EXTRACTED ENTRIES:
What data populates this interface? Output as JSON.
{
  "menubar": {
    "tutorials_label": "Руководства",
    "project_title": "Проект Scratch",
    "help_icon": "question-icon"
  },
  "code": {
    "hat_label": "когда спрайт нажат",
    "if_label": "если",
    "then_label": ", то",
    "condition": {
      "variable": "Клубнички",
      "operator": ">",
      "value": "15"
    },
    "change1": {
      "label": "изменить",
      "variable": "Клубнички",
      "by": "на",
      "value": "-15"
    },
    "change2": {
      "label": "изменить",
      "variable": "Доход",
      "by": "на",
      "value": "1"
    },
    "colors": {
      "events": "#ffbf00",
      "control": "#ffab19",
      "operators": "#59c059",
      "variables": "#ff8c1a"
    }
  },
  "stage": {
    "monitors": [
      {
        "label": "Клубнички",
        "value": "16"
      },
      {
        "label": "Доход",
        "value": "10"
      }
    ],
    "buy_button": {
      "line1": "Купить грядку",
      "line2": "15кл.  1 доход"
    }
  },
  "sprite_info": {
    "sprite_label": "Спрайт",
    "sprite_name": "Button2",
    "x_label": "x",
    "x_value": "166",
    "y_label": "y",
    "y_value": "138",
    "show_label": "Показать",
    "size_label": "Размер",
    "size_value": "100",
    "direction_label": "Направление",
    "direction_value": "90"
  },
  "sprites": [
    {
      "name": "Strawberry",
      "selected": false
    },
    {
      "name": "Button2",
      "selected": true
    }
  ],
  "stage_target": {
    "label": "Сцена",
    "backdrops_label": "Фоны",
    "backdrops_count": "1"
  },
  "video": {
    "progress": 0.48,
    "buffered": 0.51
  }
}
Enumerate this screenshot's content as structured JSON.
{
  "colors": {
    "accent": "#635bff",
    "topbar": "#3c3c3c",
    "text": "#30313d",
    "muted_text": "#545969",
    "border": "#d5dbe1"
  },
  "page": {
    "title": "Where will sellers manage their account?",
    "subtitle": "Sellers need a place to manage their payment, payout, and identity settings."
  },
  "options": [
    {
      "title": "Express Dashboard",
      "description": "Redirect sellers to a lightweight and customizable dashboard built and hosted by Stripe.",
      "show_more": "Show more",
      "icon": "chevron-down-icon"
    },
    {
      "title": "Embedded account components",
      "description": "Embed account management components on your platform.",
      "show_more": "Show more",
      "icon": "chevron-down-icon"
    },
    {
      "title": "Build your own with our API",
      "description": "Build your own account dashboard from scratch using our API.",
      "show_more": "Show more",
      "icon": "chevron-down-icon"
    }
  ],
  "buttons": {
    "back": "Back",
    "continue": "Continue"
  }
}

EXERCISE DETAILS: Quote each line of the listing above exactly.

FINAL RESULT:
What data populates this interface? Output as JSON.
{
  "menubar": {
    "tutorials_label": "Руководства",
    "project_title": "Проект Scratch",
    "help_icon": "question-icon"
  },
  "code": {
    "hat_label": "когда спрайт нажат",
    "if_label": "если",
    "then_label": ", то",
    "condition": {
      "variable": "Клубнички",
      "operator": ">",
      "value": "15"
    },
    "change1": {
      "label": "изменить",
      "variable": "Клубнички",
      "by": "на",
      "value": "-15"
    },
    "change2": {
      "label": "изменить",
      "variable": "Доход",
      "by": "на",
      "value": "1"
    },
    "colors": {
      "events": "#ffbf00",
      "control": "#ffab19",
      "operators": "#59c059",
      "variables": "#ff8c1a"
    }
  },
  "stage": {
    "monitors": [
      {
        "label": "Клубнички",
        "value": "16"
      },
      {
        "label": "Доход",
        "value": "10"
      }
    ],
    "buy_button": {
      "line1": "Купить грядку",
      "line2": "15кл.  1 доход"
    }
  },
  "sprite_info": {
    "sprite_label": "Спрайт",
    "sprite_name": "Button2",
    "x_label": "x",
    "x_value": "166",
    "y_label": "y",
    "y_value": "138",
    "show_label": "Показать",
    "size_label": "Размер",
    "size_value": "100",
    "direction_label": "Направление",
    "direction_value": "90"
  },
  "sprites": [
    {
      "name": "Strawberry",
      "selected": false
    },
    {
      "name": "Button2",
      "selected": true
    }
  ],
  "stage_target": {
    "label": "Сцена",
    "backdrops_label": "Фоны",
    "backdrops_count": "1"
  },
  "video": {
    "progress": 0.48,
    "buffered": 0.51
  }
}
Enumerate this screenshot's content as structured JSON.
{
  "colors": {
    "accent": "#635bff",
    "topbar": "#3c3c3c",
    "text": "#30313d",
    "muted_text": "#545969",
    "border": "#d5dbe1"
  },
  "page": {
    "title": "Where will sellers manage their account?",
    "subtitle": "Sellers need a place to manage their payment, payout, and identity settings."
  },
  "options": [
    {
      "title": "Express Dashboard",
      "description": "Redirect sellers to a lightweight and customizable dashboard built and hosted by Stripe.",
      "show_more": "Show more",
      "icon": "chevron-down-icon"
    },
    {
      "title": "Embedded account components",
      "description": "Embed account management components on your platform.",
      "show_more": "Show more",
      "icon": "chevron-down-icon"
    },
    {
      "title": "Build your own with our API",
      "description": "Build your own account dashboard from scratch using our API.",
      "show_more": "Show more",
      "icon": "chevron-down-icon"
    }
  ],
  "buttons": {
    "back": "Back",
    "continue": "Continue"
  }
}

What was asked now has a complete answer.